### Extracted information ###

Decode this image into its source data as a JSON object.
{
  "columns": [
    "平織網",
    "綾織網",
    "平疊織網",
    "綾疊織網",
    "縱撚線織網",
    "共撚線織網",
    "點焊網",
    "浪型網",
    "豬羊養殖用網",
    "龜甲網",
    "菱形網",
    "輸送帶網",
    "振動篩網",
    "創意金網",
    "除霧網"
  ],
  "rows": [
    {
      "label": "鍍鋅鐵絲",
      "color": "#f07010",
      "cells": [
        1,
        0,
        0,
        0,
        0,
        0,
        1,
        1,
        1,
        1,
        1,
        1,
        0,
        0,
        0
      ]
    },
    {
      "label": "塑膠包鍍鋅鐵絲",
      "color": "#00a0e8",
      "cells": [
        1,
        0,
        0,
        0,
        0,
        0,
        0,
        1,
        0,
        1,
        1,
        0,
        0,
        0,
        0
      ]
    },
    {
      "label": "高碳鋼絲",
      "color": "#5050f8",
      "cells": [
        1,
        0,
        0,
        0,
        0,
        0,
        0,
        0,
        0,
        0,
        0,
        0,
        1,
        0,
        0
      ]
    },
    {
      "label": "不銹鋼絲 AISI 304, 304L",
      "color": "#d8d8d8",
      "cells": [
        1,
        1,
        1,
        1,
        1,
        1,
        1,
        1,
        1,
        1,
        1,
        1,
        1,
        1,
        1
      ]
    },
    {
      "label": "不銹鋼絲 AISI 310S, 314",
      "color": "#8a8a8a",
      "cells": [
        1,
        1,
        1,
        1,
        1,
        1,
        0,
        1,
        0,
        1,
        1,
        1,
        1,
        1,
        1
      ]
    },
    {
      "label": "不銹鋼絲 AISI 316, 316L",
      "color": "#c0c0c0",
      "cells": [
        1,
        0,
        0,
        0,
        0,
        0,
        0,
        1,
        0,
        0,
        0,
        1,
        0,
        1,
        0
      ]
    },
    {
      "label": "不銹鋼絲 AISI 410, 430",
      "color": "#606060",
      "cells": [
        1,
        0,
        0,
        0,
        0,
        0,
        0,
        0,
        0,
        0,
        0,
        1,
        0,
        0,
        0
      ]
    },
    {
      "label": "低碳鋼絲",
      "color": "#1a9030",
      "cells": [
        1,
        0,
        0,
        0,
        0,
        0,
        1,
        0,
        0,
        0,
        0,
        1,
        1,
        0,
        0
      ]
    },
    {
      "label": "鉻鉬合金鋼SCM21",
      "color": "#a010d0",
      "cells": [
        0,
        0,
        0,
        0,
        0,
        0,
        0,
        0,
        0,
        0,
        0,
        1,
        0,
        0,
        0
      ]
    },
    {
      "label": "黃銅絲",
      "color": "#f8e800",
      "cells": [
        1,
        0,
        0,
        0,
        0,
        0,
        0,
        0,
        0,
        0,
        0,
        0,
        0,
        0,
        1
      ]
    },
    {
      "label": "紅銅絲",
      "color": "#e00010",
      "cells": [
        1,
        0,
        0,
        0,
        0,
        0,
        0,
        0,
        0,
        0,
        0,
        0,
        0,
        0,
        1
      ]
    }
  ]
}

###

Your task - Exactly reproduce all of the entries above.

Full response -
Decode this image into its source data as a JSON object.
{
  "columns": [
    "平織網",
    "綾織網",
    "平疊織網",
    "綾疊織網",
    "縱撚線織網",
    "共撚線織網",
    "點焊網",
    "浪型網",
    "豬羊養殖用網",
    "龜甲網",
    "菱形網",
    "輸送帶網",
    "振動篩網",
    "創意金網",
    "除霧網"
  ],
  "rows": [
    {
      "label": "鍍鋅鐵絲",
      "color": "#f07010",
      "cells": [
        1,
        0,
        0,
        0,
        0,
        0,
        1,
        1,
        1,
        1,
        1,
        1,
        0,
        0,
        0
      ]
    },
    {
      "label": "塑膠包鍍鋅鐵絲",
      "color": "#00a0e8",
      "cells": [
        1,
        0,
        0,
        0,
        0,
        0,
        0,
        1,
        0,
        1,
        1,
        0,
        0,
        0,
        0
      ]
    },
    {
      "label": "高碳鋼絲",
      "color": "#5050f8",
      "cells": [
        1,
        0,
        0,
        0,
        0,
        0,
        0,
        0,
        0,
        0,
        0,
        0,
        1,
        0,
        0
      ]
    },
    {
      "label": "不銹鋼絲 AISI 304, 304L",
      "color": "#d8d8d8",
      "cells": [
        1,
        1,
        1,
        1,
        1,
        1,
        1,
        1,
        1,
        1,
        1,
        1,
        1,
        1,
        1
      ]
    },
    {
      "label": "不銹鋼絲 AISI 310S, 314",
      "color": "#8a8a8a",
      "cells": [
        1,
        1,
        1,
        1,
        1,
        1,
        0,
        1,
        0,
        1,
        1,
        1,
        1,
        1,
        1
      ]
    },
    {
      "label": "不銹鋼絲 AISI 316, 316L",
      "color": "#c0c0c0",
      "cells": [
        1,
        0,
        0,
        0,
        0,
        0,
        0,
        1,
        0,
        0,
        0,
        1,
        0,
        1,
        0
      ]
    },
    {
      "label": "不銹鋼絲 AISI 410, 430",
      "color": "#606060",
      "cells": [
        1,
        0,
        0,
        0,
        0,
        0,
        0,
        0,
        0,
        0,
        0,
        1,
        0,
        0,
        0
      ]
    },
    {
      "label": "低碳鋼絲",
      "color": "#1a9030",
      "cells": [
        1,
        0,
        0,
        0,
        0,
        0,
        1,
        0,
        0,
        0,
        0,
        1,
        1,
        0,
        0
      ]
    },
    {
      "label": "鉻鉬合金鋼SCM21",
      "color": "#a010d0",
      "cells": [
        0,
        0,
        0,
        0,
        0,
        0,
        0,
        0,
        0,
        0,
        0,
        1,
        0,
        0,
        0
      ]
    },
    {
      "label": "黃銅絲",
      "color": "#f8e800",
      "cells": [
        1,
        0,
        0,
        0,
        0,
        0,
        0,
        0,
        0,
        0,
        0,
        0,
        0,
        0,
        1
      ]
    },
    {
      "label": "紅銅絲",
      "color": "#e00010",
      "cells": [
        1,
        0,
        0,
        0,
        0,
        0,
        0,
        0,
        0,
        0,
        0,
        0,
        0,
        0,
        1
      ]
    }
  ]
}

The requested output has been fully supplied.